Gather all lines in the records below that include the word "социального".

--- Begin Exercise inputs ---

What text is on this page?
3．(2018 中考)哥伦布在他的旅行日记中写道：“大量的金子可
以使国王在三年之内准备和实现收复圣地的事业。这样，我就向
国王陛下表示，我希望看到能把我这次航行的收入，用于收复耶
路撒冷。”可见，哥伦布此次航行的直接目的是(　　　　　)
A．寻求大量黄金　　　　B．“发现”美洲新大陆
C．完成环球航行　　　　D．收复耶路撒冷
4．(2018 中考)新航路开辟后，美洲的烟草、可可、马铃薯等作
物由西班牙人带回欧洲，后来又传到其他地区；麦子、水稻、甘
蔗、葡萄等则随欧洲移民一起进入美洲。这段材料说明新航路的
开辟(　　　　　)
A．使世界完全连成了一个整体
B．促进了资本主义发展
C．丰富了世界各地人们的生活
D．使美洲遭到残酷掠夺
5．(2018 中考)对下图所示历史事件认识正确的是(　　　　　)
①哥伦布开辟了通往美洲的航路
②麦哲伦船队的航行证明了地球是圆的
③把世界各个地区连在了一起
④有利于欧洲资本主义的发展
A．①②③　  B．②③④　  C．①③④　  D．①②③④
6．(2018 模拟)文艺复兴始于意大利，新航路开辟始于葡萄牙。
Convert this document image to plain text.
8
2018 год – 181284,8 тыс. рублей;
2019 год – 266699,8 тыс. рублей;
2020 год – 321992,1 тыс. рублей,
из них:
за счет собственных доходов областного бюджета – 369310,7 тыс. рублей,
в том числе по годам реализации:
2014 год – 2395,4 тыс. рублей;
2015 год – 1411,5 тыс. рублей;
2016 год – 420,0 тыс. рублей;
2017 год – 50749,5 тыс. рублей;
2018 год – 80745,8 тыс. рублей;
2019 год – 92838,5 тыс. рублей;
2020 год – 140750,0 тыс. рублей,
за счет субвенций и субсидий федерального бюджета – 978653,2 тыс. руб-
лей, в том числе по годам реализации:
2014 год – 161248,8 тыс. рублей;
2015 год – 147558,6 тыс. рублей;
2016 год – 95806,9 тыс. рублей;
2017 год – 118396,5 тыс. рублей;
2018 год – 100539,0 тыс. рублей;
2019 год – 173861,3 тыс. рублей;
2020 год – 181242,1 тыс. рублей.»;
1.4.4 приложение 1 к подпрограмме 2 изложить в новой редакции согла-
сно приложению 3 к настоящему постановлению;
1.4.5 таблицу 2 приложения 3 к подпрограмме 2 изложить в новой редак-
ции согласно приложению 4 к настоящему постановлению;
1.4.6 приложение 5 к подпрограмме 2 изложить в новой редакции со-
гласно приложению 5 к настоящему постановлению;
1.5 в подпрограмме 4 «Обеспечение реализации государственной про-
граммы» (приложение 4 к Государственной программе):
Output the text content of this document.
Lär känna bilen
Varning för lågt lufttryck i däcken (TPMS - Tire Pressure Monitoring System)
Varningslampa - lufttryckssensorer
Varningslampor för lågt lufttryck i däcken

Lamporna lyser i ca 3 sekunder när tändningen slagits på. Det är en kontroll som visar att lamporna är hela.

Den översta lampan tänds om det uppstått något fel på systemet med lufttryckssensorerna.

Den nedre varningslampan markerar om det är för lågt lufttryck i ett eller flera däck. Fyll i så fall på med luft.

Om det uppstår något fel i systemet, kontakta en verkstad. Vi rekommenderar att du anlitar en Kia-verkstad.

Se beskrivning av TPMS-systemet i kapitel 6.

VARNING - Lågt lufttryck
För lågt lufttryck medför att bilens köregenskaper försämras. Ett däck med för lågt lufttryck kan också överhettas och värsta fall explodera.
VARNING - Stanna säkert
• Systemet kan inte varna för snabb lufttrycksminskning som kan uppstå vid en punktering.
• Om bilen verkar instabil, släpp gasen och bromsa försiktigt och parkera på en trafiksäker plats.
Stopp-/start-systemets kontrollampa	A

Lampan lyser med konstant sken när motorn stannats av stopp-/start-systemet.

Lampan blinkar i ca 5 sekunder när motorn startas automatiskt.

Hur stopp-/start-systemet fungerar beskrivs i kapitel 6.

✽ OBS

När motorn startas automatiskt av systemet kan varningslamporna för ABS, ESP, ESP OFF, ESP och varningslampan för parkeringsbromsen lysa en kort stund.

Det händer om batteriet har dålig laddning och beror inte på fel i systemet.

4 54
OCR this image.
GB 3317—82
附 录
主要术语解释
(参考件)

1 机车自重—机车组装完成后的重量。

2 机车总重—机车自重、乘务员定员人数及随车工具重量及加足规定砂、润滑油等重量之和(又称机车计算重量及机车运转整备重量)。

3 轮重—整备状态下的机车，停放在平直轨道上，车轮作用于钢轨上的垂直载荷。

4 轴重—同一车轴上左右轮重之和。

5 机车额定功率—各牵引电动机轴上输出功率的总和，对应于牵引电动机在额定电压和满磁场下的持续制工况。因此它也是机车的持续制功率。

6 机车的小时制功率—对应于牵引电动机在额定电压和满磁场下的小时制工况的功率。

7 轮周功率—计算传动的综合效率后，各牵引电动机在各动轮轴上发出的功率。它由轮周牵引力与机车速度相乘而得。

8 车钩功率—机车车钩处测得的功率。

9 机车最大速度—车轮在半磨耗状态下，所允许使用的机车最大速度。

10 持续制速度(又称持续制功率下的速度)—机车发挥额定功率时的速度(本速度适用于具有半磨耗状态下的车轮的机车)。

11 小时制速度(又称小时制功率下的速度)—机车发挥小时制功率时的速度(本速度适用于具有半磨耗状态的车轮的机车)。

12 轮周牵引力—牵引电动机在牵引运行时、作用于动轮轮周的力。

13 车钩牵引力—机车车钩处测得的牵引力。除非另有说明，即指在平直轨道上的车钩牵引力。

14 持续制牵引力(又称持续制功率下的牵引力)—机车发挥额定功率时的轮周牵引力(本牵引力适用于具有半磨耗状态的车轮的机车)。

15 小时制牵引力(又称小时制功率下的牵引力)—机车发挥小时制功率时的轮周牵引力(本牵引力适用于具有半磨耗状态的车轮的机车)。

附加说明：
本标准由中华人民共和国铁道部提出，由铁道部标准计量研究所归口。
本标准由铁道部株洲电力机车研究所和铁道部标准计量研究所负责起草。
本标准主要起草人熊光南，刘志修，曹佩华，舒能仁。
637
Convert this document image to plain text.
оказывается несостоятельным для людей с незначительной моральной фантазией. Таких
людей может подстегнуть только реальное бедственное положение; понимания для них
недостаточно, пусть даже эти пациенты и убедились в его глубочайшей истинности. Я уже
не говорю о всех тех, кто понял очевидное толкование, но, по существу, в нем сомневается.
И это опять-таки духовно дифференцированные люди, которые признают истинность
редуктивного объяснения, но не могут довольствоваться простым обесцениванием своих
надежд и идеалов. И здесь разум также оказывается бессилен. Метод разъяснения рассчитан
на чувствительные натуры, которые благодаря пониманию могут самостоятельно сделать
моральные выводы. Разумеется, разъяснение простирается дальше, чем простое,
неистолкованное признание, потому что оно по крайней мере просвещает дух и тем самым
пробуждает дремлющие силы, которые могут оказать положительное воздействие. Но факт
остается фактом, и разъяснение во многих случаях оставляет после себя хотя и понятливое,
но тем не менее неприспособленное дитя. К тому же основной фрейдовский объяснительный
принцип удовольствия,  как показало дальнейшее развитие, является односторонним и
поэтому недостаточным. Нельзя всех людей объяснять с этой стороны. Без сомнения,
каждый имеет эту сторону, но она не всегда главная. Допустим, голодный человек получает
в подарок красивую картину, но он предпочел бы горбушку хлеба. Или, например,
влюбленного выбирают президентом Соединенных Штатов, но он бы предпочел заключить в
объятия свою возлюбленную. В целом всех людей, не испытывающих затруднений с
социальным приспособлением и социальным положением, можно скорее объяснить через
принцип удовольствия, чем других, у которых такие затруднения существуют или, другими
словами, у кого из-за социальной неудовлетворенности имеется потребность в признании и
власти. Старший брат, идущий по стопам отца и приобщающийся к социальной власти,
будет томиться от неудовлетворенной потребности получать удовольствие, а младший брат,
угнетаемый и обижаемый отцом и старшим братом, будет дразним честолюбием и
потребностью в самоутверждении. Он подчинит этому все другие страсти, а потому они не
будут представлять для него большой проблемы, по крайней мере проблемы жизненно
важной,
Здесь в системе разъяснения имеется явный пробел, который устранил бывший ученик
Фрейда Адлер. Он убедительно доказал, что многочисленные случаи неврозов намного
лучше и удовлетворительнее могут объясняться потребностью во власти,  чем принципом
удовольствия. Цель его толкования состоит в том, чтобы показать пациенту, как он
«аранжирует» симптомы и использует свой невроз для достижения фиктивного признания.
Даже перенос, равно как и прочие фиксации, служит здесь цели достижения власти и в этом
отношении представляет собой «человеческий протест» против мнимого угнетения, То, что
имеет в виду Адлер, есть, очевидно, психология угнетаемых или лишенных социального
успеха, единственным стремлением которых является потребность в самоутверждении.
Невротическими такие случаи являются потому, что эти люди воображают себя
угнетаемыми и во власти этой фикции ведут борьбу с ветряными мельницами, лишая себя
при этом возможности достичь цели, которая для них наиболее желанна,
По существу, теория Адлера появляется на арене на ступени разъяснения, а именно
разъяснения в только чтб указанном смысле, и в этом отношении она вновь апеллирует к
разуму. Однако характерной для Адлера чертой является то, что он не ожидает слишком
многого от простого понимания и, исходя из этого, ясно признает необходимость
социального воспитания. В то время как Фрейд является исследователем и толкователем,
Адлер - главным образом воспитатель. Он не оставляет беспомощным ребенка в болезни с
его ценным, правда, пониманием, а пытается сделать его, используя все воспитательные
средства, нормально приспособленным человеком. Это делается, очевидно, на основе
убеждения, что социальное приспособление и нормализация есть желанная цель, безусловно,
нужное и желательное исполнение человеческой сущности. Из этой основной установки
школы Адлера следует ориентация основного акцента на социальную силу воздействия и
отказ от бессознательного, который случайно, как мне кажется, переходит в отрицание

--- End Exercise inputs ---

■ Expected answer
имеет в виду Адлер, есть, очевидно, психология угнетаемых или лишенных социального
социального воспитания. В то время как Фрейд является исследователем и толкователем,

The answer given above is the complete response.